__Description of the task__.
What follows is a set of records; restate each one word for word and drop the pictures.

__Stored entries__.

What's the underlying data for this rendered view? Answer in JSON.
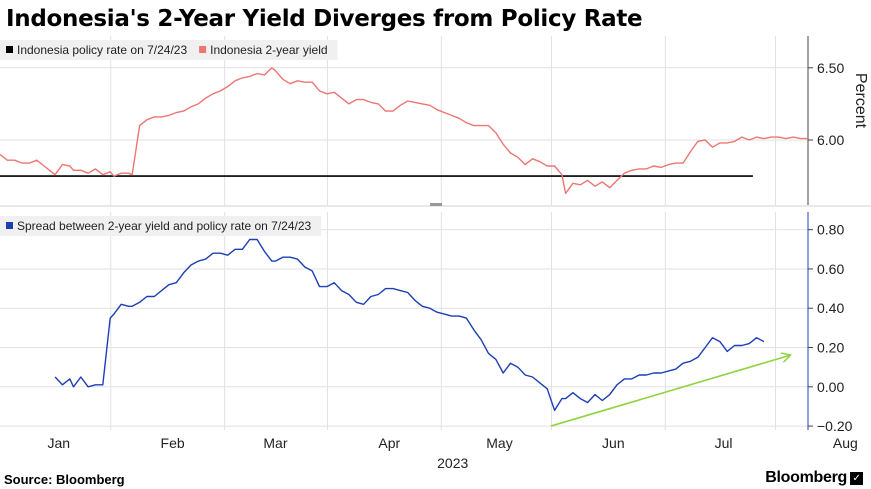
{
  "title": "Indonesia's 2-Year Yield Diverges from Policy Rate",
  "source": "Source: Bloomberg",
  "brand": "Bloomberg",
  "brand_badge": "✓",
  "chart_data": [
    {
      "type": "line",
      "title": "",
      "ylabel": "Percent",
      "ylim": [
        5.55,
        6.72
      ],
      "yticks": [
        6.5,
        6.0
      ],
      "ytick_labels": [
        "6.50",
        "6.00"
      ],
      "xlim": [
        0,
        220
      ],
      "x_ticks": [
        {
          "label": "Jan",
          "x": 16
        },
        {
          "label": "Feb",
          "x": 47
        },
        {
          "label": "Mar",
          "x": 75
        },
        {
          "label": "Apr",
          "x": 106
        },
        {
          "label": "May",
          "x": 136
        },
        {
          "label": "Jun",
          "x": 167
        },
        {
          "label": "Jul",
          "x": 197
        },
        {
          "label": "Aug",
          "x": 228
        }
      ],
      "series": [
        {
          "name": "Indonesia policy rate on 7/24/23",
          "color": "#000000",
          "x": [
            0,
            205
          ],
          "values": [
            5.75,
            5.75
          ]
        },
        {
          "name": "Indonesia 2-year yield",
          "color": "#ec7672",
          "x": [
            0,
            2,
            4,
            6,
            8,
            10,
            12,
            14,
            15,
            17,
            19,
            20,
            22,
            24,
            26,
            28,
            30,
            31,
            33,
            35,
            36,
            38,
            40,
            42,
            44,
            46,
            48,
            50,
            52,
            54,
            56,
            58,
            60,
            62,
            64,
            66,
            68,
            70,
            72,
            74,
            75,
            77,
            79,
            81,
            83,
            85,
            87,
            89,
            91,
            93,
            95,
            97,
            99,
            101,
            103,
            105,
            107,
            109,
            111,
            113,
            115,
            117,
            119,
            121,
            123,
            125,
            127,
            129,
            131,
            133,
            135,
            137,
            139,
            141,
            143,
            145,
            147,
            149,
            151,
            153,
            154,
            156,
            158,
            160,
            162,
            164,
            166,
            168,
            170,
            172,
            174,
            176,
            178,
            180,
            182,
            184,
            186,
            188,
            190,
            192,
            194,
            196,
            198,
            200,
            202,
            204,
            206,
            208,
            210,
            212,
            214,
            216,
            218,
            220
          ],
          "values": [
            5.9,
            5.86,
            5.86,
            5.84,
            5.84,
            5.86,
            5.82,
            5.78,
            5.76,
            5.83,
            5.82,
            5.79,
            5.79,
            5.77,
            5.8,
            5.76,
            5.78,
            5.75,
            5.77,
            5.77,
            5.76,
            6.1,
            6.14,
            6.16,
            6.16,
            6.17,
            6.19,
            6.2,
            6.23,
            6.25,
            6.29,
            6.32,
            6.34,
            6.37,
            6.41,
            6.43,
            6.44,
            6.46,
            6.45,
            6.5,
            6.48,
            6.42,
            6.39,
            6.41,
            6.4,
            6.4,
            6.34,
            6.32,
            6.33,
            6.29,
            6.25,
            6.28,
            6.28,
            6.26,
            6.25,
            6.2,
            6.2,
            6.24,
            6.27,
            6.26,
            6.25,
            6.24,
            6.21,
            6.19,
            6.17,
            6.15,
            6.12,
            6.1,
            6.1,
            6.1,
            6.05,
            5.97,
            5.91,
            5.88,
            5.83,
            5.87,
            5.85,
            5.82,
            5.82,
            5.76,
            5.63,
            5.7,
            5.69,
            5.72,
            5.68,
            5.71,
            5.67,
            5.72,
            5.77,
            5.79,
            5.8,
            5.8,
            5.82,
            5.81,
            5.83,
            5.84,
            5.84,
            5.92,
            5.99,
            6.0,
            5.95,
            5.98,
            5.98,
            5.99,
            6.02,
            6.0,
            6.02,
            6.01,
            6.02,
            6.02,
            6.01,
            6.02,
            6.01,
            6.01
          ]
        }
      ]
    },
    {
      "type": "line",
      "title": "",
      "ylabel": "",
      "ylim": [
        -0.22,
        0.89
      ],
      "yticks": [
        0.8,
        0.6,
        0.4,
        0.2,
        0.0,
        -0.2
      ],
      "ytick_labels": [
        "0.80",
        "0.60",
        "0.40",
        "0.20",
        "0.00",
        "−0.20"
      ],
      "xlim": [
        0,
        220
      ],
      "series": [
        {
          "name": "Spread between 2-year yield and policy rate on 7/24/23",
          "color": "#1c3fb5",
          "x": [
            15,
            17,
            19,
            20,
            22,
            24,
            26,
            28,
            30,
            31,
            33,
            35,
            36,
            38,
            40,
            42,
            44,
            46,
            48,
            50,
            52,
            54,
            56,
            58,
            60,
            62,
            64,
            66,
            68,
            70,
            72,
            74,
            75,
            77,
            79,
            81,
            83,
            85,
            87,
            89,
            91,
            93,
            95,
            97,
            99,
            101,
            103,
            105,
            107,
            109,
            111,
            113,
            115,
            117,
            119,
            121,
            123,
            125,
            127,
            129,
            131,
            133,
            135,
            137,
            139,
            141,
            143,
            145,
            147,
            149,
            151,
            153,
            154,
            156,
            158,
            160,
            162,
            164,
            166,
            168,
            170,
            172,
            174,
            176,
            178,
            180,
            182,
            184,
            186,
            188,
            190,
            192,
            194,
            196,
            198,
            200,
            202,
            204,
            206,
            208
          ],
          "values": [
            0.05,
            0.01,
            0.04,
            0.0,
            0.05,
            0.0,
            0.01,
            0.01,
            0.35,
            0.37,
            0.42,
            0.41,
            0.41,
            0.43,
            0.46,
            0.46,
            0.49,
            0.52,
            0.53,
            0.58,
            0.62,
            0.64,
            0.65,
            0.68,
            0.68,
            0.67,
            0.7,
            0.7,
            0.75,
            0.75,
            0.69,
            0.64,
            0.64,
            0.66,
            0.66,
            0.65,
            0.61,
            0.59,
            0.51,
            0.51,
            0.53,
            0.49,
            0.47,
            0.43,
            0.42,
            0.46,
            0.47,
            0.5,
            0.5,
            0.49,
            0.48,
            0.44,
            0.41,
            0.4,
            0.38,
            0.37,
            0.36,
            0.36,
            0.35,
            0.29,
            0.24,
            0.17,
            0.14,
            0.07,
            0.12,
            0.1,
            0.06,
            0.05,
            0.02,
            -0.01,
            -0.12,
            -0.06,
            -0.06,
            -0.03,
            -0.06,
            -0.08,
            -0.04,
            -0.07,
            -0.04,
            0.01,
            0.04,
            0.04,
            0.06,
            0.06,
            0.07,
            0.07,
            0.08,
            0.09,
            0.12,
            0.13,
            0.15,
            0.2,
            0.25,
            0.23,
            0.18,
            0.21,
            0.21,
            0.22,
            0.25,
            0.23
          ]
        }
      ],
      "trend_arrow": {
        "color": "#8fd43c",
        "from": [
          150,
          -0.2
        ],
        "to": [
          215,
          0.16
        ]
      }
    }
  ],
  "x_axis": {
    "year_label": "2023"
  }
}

__Solution__.
What's the underlying data for this rendered view? Answer in JSON.
{
  "title": "Indonesia's 2-Year Yield Diverges from Policy Rate",
  "source": "Source: Bloomberg",
  "brand": "Bloomberg",
  "brand_badge": "✓",
  "chart_data": [
    {
      "type": "line",
      "title": "",
      "ylabel": "Percent",
      "ylim": [
        5.55,
        6.72
      ],
      "yticks": [
        6.5,
        6.0
      ],
      "ytick_labels": [
        "6.50",
        "6.00"
      ],
      "xlim": [
        0,
        220
      ],
      "x_ticks": [
        {
          "label": "Jan",
          "x": 16
        },
        {
          "label": "Feb",
          "x": 47
        },
        {
          "label": "Mar",
          "x": 75
        },
        {
          "label": "Apr",
          "x": 106
        },
        {
          "label": "May",
          "x": 136
        },
        {
          "label": "Jun",
          "x": 167
        },
        {
          "label": "Jul",
          "x": 197
        },
        {
          "label": "Aug",
          "x": 228
        }
      ],
      "series": [
        {
          "name": "Indonesia policy rate on 7/24/23",
          "color": "#000000",
          "x": [
            0,
            205
          ],
          "values": [
            5.75,
            5.75
          ]
        },
        {
          "name": "Indonesia 2-year yield",
          "color": "#ec7672",
          "x": [
            0,
            2,
            4,
            6,
            8,
            10,
            12,
            14,
            15,
            17,
            19,
            20,
            22,
            24,
            26,
            28,
            30,
            31,
            33,
            35,
            36,
            38,
            40,
            42,
            44,
            46,
            48,
            50,
            52,
            54,
            56,
            58,
            60,
            62,
            64,
            66,
            68,
            70,
            72,
            74,
            75,
            77,
            79,
            81,
            83,
            85,
            87,
            89,
            91,
            93,
            95,
            97,
            99,
            101,
            103,
            105,
            107,
            109,
            111,
            113,
            115,
            117,
            119,
            121,
            123,
            125,
            127,
            129,
            131,
            133,
            135,
            137,
            139,
            141,
            143,
            145,
            147,
            149,
            151,
            153,
            154,
            156,
            158,
            160,
            162,
            164,
            166,
            168,
            170,
            172,
            174,
            176,
            178,
            180,
            182,
            184,
            186,
            188,
            190,
            192,
            194,
            196,
            198,
            200,
            202,
            204,
            206,
            208,
            210,
            212,
            214,
            216,
            218,
            220
          ],
          "values": [
            5.9,
            5.86,
            5.86,
            5.84,
            5.84,
            5.86,
            5.82,
            5.78,
            5.76,
            5.83,
            5.82,
            5.79,
            5.79,
            5.77,
            5.8,
            5.76,
            5.78,
            5.75,
            5.77,
            5.77,
            5.76,
            6.1,
            6.14,
            6.16,
            6.16,
            6.17,
            6.19,
            6.2,
            6.23,
            6.25,
            6.29,
            6.32,
            6.34,
            6.37,
            6.41,
            6.43,
            6.44,
            6.46,
            6.45,
            6.5,
            6.48,
            6.42,
            6.39,
            6.41,
            6.4,
            6.4,
            6.34,
            6.32,
            6.33,
            6.29,
            6.25,
            6.28,
            6.28,
            6.26,
            6.25,
            6.2,
            6.2,
            6.24,
            6.27,
            6.26,
            6.25,
            6.24,
            6.21,
            6.19,
            6.17,
            6.15,
            6.12,
            6.1,
            6.1,
            6.1,
            6.05,
            5.97,
            5.91,
            5.88,
            5.83,
            5.87,
            5.85,
            5.82,
            5.82,
            5.76,
            5.63,
            5.7,
            5.69,
            5.72,
            5.68,
            5.71,
            5.67,
            5.72,
            5.77,
            5.79,
            5.8,
            5.8,
            5.82,
            5.81,
            5.83,
            5.84,
            5.84,
            5.92,
            5.99,
            6.0,
            5.95,
            5.98,
            5.98,
            5.99,
            6.02,
            6.0,
            6.02,
            6.01,
            6.02,
            6.02,
            6.01,
            6.02,
            6.01,
            6.01
          ]
        }
      ]
    },
    {
      "type": "line",
      "title": "",
      "ylabel": "",
      "ylim": [
        -0.22,
        0.89
      ],
      "yticks": [
        0.8,
        0.6,
        0.4,
        0.2,
        0.0,
        -0.2
      ],
      "ytick_labels": [
        "0.80",
        "0.60",
        "0.40",
        "0.20",
        "0.00",
        "−0.20"
      ],
      "xlim": [
        0,
        220
      ],
      "series": [
        {
          "name": "Spread between 2-year yield and policy rate on 7/24/23",
          "color": "#1c3fb5",
          "x": [
            15,
            17,
            19,
            20,
            22,
            24,
            26,
            28,
            30,
            31,
            33,
            35,
            36,
            38,
            40,
            42,
            44,
            46,
            48,
            50,
            52,
            54,
            56,
            58,
            60,
            62,
            64,
            66,
            68,
            70,
            72,
            74,
            75,
            77,
            79,
            81,
            83,
            85,
            87,
            89,
            91,
            93,
            95,
            97,
            99,
            101,
            103,
            105,
            107,
            109,
            111,
            113,
            115,
            117,
            119,
            121,
            123,
            125,
            127,
            129,
            131,
            133,
            135,
            137,
            139,
            141,
            143,
            145,
            147,
            149,
            151,
            153,
            154,
            156,
            158,
            160,
            162,
            164,
            166,
            168,
            170,
            172,
            174,
            176,
            178,
            180,
            182,
            184,
            186,
            188,
            190,
            192,
            194,
            196,
            198,
            200,
            202,
            204,
            206,
            208
          ],
          "values": [
            0.05,
            0.01,
            0.04,
            0.0,
            0.05,
            0.0,
            0.01,
            0.01,
            0.35,
            0.37,
            0.42,
            0.41,
            0.41,
            0.43,
            0.46,
            0.46,
            0.49,
            0.52,
            0.53,
            0.58,
            0.62,
            0.64,
            0.65,
            0.68,
            0.68,
            0.67,
            0.7,
            0.7,
            0.75,
            0.75,
            0.69,
            0.64,
            0.64,
            0.66,
            0.66,
            0.65,
            0.61,
            0.59,
            0.51,
            0.51,
            0.53,
            0.49,
            0.47,
            0.43,
            0.42,
            0.46,
            0.47,
            0.5,
            0.5,
            0.49,
            0.48,
            0.44,
            0.41,
            0.4,
            0.38,
            0.37,
            0.36,
            0.36,
            0.35,
            0.29,
            0.24,
            0.17,
            0.14,
            0.07,
            0.12,
            0.1,
            0.06,
            0.05,
            0.02,
            -0.01,
            -0.12,
            -0.06,
            -0.06,
            -0.03,
            -0.06,
            -0.08,
            -0.04,
            -0.07,
            -0.04,
            0.01,
            0.04,
            0.04,
            0.06,
            0.06,
            0.07,
            0.07,
            0.08,
            0.09,
            0.12,
            0.13,
            0.15,
            0.2,
            0.25,
            0.23,
            0.18,
            0.21,
            0.21,
            0.22,
            0.25,
            0.23
          ]
        }
      ],
      "trend_arrow": {
        "color": "#8fd43c",
        "from": [
          150,
          -0.2
        ],
        "to": [
          215,
          0.16
        ]
      }
    }
  ],
  "x_axis": {
    "year_label": "2023"
  }
}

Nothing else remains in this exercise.